Write out the whole listing again, exactly.

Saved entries
• • • • • • •
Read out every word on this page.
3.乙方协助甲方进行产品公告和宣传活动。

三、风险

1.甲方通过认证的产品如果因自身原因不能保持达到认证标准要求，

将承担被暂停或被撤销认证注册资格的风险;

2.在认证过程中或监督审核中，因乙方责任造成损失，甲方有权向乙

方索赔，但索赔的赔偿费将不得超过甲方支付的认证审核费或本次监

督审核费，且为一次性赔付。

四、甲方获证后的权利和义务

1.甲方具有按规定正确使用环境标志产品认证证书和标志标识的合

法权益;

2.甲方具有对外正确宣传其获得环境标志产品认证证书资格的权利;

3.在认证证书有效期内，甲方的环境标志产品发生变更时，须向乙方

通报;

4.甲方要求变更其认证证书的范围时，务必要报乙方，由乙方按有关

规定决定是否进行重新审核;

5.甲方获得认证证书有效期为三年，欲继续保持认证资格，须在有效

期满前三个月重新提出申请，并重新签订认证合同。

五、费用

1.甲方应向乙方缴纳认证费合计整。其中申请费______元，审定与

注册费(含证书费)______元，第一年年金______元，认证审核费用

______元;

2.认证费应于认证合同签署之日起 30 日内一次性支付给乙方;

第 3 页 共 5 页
• • • • • • •
§ Output of the task:
Read out every word on this page.
3.乙方协助甲方进行产品公告和宣传活动。

三、风险

1.甲方通过认证的产品如果因自身原因不能保持达到认证标准要求，

将承担被暂停或被撤销认证注册资格的风险;

2.在认证过程中或监督审核中，因乙方责任造成损失，甲方有权向乙

方索赔，但索赔的赔偿费将不得超过甲方支付的认证审核费或本次监

督审核费，且为一次性赔付。

四、甲方获证后的权利和义务

1.甲方具有按规定正确使用环境标志产品认证证书和标志标识的合

法权益;

2.甲方具有对外正确宣传其获得环境标志产品认证证书资格的权利;

3.在认证证书有效期内，甲方的环境标志产品发生变更时，须向乙方

通报;

4.甲方要求变更其认证证书的范围时，务必要报乙方，由乙方按有关

规定决定是否进行重新审核;

5.甲方获得认证证书有效期为三年，欲继续保持认证资格，须在有效

期满前三个月重新提出申请，并重新签订认证合同。

五、费用

1.甲方应向乙方缴纳认证费合计整。其中申请费______元，审定与

注册费(含证书费)______元，第一年年金______元，认证审核费用

______元;

2.认证费应于认证合同签署之日起 30 日内一次性支付给乙方;

第 3 页 共 5 页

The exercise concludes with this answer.